[Extracted data entries]
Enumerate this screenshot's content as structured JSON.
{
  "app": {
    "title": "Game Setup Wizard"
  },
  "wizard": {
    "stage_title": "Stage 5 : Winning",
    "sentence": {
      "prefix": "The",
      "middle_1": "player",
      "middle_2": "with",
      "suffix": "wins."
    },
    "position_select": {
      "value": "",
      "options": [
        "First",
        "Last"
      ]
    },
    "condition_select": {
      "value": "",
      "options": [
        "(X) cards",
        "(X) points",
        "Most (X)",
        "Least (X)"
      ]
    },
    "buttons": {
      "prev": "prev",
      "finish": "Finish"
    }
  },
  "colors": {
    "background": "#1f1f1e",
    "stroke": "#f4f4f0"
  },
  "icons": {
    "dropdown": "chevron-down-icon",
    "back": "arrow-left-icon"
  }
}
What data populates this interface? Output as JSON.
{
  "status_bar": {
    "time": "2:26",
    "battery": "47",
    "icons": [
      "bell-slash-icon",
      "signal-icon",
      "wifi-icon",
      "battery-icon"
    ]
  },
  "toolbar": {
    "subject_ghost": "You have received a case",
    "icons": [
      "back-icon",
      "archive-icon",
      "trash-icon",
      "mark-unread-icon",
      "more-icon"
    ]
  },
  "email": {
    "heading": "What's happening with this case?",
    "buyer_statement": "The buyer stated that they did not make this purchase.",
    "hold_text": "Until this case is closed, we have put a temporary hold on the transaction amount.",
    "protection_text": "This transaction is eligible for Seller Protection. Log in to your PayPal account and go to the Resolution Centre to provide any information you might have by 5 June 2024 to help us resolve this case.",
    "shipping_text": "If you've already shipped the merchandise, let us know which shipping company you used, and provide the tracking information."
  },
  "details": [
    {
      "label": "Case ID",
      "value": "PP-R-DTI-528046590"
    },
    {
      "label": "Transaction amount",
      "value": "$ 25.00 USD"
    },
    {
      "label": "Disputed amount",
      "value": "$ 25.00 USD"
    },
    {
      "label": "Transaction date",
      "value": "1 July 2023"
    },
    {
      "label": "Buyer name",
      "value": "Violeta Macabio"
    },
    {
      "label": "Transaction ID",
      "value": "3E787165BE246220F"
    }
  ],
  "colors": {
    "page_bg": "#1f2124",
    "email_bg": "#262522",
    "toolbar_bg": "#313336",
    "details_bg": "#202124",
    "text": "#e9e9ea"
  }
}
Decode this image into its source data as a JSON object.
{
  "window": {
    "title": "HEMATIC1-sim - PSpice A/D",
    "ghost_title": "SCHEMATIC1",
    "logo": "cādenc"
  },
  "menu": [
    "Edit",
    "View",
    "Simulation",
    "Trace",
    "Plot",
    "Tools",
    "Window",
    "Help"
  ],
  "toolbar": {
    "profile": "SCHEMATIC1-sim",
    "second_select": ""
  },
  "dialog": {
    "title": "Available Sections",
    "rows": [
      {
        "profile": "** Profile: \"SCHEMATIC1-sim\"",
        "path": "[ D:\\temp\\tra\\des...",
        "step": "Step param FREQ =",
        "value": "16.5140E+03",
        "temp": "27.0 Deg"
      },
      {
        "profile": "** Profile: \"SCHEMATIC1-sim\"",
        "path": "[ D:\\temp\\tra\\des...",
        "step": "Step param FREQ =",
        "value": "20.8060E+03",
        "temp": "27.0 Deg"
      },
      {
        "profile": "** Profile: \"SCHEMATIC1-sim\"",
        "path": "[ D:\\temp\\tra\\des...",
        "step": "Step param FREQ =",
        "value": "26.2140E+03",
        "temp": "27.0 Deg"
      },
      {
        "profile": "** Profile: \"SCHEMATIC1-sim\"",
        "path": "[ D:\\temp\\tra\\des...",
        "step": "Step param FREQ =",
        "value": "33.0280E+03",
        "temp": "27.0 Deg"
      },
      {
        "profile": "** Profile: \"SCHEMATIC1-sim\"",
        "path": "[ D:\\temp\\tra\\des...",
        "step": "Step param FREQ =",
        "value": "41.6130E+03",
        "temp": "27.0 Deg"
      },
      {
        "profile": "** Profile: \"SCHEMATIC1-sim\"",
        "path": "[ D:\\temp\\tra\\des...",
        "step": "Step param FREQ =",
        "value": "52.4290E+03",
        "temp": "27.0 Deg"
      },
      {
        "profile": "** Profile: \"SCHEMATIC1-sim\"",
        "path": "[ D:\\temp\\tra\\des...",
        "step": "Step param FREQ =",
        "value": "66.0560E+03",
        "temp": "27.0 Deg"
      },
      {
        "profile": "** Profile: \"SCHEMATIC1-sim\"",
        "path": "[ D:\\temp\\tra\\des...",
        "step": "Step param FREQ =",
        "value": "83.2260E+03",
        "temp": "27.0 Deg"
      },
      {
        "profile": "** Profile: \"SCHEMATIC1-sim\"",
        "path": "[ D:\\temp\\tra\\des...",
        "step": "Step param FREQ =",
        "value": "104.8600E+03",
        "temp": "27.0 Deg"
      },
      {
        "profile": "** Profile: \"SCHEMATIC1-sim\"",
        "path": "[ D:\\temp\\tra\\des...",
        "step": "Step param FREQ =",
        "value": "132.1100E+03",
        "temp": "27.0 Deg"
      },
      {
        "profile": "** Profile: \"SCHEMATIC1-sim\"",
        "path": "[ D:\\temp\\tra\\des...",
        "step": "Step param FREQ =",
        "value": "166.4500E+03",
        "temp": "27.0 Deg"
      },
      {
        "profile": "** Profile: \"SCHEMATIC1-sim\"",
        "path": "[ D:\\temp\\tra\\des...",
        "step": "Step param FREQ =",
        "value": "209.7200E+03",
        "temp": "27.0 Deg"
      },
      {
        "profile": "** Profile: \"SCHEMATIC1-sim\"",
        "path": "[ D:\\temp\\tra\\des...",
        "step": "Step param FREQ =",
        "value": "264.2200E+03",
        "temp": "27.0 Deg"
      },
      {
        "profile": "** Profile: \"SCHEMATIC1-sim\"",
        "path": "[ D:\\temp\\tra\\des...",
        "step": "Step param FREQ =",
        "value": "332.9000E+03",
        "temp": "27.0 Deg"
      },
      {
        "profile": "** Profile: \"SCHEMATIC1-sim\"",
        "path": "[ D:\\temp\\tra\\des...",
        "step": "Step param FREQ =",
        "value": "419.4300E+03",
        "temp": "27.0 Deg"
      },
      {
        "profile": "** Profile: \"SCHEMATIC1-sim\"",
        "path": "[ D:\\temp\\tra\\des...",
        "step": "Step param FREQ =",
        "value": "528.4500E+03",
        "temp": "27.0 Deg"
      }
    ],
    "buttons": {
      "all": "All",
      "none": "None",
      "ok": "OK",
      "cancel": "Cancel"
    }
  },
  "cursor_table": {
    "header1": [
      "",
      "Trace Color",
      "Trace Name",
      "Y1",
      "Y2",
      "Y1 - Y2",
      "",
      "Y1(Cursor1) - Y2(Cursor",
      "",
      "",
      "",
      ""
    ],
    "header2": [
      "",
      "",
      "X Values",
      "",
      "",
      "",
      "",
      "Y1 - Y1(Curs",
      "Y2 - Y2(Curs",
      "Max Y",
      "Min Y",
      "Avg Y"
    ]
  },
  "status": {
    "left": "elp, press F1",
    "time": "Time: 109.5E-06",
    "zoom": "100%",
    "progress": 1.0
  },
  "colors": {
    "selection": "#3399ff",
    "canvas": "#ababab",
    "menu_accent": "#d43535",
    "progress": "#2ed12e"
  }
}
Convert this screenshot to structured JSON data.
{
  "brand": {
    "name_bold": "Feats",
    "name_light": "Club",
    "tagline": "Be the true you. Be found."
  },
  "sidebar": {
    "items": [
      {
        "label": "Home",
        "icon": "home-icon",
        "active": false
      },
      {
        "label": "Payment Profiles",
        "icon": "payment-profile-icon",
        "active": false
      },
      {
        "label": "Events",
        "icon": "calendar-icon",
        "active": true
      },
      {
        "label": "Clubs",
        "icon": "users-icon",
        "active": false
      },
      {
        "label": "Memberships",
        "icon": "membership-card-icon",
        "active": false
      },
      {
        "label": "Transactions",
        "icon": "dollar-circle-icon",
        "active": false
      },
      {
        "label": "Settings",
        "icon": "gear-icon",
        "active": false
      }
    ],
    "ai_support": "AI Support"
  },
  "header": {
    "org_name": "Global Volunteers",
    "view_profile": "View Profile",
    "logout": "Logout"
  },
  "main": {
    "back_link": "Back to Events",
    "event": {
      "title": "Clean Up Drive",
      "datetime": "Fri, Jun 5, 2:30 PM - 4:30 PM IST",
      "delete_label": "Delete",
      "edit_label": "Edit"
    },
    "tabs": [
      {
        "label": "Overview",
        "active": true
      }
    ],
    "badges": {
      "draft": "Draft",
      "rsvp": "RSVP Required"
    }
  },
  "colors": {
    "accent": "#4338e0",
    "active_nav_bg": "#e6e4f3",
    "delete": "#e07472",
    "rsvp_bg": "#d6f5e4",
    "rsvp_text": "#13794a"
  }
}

§ What to do: Copy out exactly the lines running from the line with "Convert this screenshot" to the end of the records, inclusive.

§ Answer:
Convert this screenshot to structured JSON data.
{
  "brand": {
    "name_bold": "Feats",
    "name_light": "Club",
    "tagline": "Be the true you. Be found."
  },
  "sidebar": {
    "items": [
      {
        "label": "Home",
        "icon": "home-icon",
        "active": false
      },
      {
        "label": "Payment Profiles",
        "icon": "payment-profile-icon",
        "active": false
      },
      {
        "label": "Events",
        "icon": "calendar-icon",
        "active": true
      },
      {
        "label": "Clubs",
        "icon": "users-icon",
        "active": false
      },
      {
        "label": "Memberships",
        "icon": "membership-card-icon",
        "active": false
      },
      {
        "label": "Transactions",
        "icon": "dollar-circle-icon",
        "active": false
      },
      {
        "label": "Settings",
        "icon": "gear-icon",
        "active": false
      }
    ],
    "ai_support": "AI Support"
  },
  "header": {
    "org_name": "Global Volunteers",
    "view_profile": "View Profile",
    "logout": "Logout"
  },
  "main": {
    "back_link": "Back to Events",
    "event": {
      "title": "Clean Up Drive",
      "datetime": "Fri, Jun 5, 2:30 PM - 4:30 PM IST",
      "delete_label": "Delete",
      "edit_label": "Edit"
    },
    "tabs": [
      {
        "label": "Overview",
        "active": true
      }
    ],
    "badges": {
      "draft": "Draft",
      "rsvp": "RSVP Required"
    }
  },
  "colors": {
    "accent": "#4338e0",
    "active_nav_bg": "#e6e4f3",
    "delete": "#e07472",
    "rsvp_bg": "#d6f5e4",
    "rsvp_text": "#13794a"
  }
}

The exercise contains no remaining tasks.